◆ Records to process ◆
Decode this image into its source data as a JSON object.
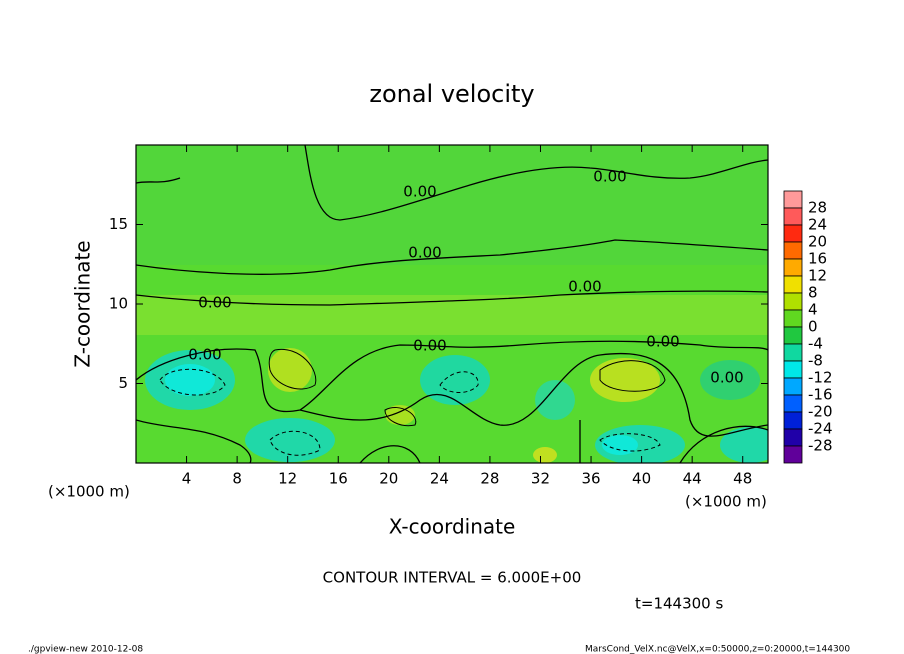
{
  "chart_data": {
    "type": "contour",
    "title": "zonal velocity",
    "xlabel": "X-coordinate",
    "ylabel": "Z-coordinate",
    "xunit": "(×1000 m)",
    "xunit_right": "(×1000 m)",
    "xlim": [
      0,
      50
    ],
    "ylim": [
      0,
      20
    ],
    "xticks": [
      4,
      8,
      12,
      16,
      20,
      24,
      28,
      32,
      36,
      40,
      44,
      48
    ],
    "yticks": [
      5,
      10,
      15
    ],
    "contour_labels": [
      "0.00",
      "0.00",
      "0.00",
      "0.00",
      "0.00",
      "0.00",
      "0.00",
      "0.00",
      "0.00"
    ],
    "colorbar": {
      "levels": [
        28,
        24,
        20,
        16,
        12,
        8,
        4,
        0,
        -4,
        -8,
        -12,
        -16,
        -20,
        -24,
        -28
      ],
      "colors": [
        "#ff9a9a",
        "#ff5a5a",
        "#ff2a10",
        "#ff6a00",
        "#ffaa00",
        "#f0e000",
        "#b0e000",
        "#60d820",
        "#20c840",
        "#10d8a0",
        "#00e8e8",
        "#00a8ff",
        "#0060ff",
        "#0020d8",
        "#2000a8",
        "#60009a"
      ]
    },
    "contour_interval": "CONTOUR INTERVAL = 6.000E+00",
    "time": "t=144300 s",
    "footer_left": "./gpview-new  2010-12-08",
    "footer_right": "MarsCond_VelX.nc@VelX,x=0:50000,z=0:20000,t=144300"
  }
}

◆ What the exercise asks ◆
Will you restate every entry word for word and omit the images?

◆ Correct result ◆
Decode this image into its source data as a JSON object.
{
  "chart_data": {
    "type": "contour",
    "title": "zonal velocity",
    "xlabel": "X-coordinate",
    "ylabel": "Z-coordinate",
    "xunit": "(×1000 m)",
    "xunit_right": "(×1000 m)",
    "xlim": [
      0,
      50
    ],
    "ylim": [
      0,
      20
    ],
    "xticks": [
      4,
      8,
      12,
      16,
      20,
      24,
      28,
      32,
      36,
      40,
      44,
      48
    ],
    "yticks": [
      5,
      10,
      15
    ],
    "contour_labels": [
      "0.00",
      "0.00",
      "0.00",
      "0.00",
      "0.00",
      "0.00",
      "0.00",
      "0.00",
      "0.00"
    ],
    "colorbar": {
      "levels": [
        28,
        24,
        20,
        16,
        12,
        8,
        4,
        0,
        -4,
        -8,
        -12,
        -16,
        -20,
        -24,
        -28
      ],
      "colors": [
        "#ff9a9a",
        "#ff5a5a",
        "#ff2a10",
        "#ff6a00",
        "#ffaa00",
        "#f0e000",
        "#b0e000",
        "#60d820",
        "#20c840",
        "#10d8a0",
        "#00e8e8",
        "#00a8ff",
        "#0060ff",
        "#0020d8",
        "#2000a8",
        "#60009a"
      ]
    },
    "contour_interval": "CONTOUR INTERVAL = 6.000E+00",
    "time": "t=144300 s",
    "footer_left": "./gpview-new  2010-12-08",
    "footer_right": "MarsCond_VelX.nc@VelX,x=0:50000,z=0:20000,t=144300"
  }
}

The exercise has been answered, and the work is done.